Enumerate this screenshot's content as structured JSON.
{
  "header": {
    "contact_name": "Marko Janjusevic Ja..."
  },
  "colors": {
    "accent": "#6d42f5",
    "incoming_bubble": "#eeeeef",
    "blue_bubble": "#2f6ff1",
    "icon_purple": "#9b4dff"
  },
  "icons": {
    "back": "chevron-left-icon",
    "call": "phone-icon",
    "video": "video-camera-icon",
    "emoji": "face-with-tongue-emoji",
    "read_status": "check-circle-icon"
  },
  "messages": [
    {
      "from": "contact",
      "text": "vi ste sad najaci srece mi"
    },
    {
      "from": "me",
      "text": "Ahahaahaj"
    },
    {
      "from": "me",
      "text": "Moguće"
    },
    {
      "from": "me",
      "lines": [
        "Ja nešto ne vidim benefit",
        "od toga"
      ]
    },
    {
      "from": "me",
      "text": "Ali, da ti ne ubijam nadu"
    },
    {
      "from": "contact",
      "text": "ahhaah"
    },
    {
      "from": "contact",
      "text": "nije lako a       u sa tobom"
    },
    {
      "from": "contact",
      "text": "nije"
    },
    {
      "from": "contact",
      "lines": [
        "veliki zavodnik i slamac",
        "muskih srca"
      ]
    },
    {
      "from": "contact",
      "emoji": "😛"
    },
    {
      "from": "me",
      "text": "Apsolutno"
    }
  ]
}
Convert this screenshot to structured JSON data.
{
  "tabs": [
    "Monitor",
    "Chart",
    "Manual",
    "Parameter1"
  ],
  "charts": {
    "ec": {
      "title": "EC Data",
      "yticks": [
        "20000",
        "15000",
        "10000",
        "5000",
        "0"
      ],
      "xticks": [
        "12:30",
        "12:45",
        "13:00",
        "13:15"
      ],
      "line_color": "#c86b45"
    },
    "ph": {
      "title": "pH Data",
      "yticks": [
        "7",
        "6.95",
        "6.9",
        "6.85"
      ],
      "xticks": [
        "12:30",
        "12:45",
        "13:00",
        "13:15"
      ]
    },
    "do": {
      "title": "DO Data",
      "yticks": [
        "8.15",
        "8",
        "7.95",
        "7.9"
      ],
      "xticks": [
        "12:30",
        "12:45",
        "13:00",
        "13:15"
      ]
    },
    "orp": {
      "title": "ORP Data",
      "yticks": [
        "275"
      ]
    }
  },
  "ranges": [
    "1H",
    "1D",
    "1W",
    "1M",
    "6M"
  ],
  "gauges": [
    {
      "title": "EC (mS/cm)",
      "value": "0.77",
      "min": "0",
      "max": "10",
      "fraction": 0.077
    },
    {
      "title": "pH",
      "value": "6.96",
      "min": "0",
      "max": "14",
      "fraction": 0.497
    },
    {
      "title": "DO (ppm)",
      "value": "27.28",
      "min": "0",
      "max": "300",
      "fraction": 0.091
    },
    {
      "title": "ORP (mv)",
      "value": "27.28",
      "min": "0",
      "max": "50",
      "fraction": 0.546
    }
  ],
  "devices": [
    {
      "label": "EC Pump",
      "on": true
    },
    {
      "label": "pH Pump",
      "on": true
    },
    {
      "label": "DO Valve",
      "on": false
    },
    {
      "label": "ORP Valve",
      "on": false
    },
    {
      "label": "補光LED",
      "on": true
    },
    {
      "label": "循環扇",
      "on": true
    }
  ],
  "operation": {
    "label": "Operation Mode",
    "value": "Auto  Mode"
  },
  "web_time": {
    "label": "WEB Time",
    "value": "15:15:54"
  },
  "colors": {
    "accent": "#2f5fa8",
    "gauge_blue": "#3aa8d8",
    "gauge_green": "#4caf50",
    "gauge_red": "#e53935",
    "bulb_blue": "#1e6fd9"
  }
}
--- --- ---
WORK REQUIRED:
Give back the data above exactly as it appears.

RESPONSE TO THIS TASK:
Enumerate this screenshot's content as structured JSON.
{
  "header": {
    "contact_name": "Marko Janjusevic Ja..."
  },
  "colors": {
    "accent": "#6d42f5",
    "incoming_bubble": "#eeeeef",
    "blue_bubble": "#2f6ff1",
    "icon_purple": "#9b4dff"
  },
  "icons": {
    "back": "chevron-left-icon",
    "call": "phone-icon",
    "video": "video-camera-icon",
    "emoji": "face-with-tongue-emoji",
    "read_status": "check-circle-icon"
  },
  "messages": [
    {
      "from": "contact",
      "text": "vi ste sad najaci srece mi"
    },
    {
      "from": "me",
      "text": "Ahahaahaj"
    },
    {
      "from": "me",
      "text": "Moguće"
    },
    {
      "from": "me",
      "lines": [
        "Ja nešto ne vidim benefit",
        "od toga"
      ]
    },
    {
      "from": "me",
      "text": "Ali, da ti ne ubijam nadu"
    },
    {
      "from": "contact",
      "text": "ahhaah"
    },
    {
      "from": "contact",
      "text": "nije lako a       u sa tobom"
    },
    {
      "from": "contact",
      "text": "nije"
    },
    {
      "from": "contact",
      "lines": [
        "veliki zavodnik i slamac",
        "muskih srca"
      ]
    },
    {
      "from": "contact",
      "emoji": "😛"
    },
    {
      "from": "me",
      "text": "Apsolutno"
    }
  ]
}
Convert this screenshot to structured JSON data.
{
  "tabs": [
    "Monitor",
    "Chart",
    "Manual",
    "Parameter1"
  ],
  "charts": {
    "ec": {
      "title": "EC Data",
      "yticks": [
        "20000",
        "15000",
        "10000",
        "5000",
        "0"
      ],
      "xticks": [
        "12:30",
        "12:45",
        "13:00",
        "13:15"
      ],
      "line_color": "#c86b45"
    },
    "ph": {
      "title": "pH Data",
      "yticks": [
        "7",
        "6.95",
        "6.9",
        "6.85"
      ],
      "xticks": [
        "12:30",
        "12:45",
        "13:00",
        "13:15"
      ]
    },
    "do": {
      "title": "DO Data",
      "yticks": [
        "8.15",
        "8",
        "7.95",
        "7.9"
      ],
      "xticks": [
        "12:30",
        "12:45",
        "13:00",
        "13:15"
      ]
    },
    "orp": {
      "title": "ORP Data",
      "yticks": [
        "275"
      ]
    }
  },
  "ranges": [
    "1H",
    "1D",
    "1W",
    "1M",
    "6M"
  ],
  "gauges": [
    {
      "title": "EC (mS/cm)",
      "value": "0.77",
      "min": "0",
      "max": "10",
      "fraction": 0.077
    },
    {
      "title": "pH",
      "value": "6.96",
      "min": "0",
      "max": "14",
      "fraction": 0.497
    },
    {
      "title": "DO (ppm)",
      "value": "27.28",
      "min": "0",
      "max": "300",
      "fraction": 0.091
    },
    {
      "title": "ORP (mv)",
      "value": "27.28",
      "min": "0",
      "max": "50",
      "fraction": 0.546
    }
  ],
  "devices": [
    {
      "label": "EC Pump",
      "on": true
    },
    {
      "label": "pH Pump",
      "on": true
    },
    {
      "label": "DO Valve",
      "on": false
    },
    {
      "label": "ORP Valve",
      "on": false
    },
    {
      "label": "補光LED",
      "on": true
    },
    {
      "label": "循環扇",
      "on": true
    }
  ],
  "operation": {
    "label": "Operation Mode",
    "value": "Auto  Mode"
  },
  "web_time": {
    "label": "WEB Time",
    "value": "15:15:54"
  },
  "colors": {
    "accent": "#2f5fa8",
    "gauge_blue": "#3aa8d8",
    "gauge_green": "#4caf50",
    "gauge_red": "#e53935",
    "bulb_blue": "#1e6fd9"
  }
}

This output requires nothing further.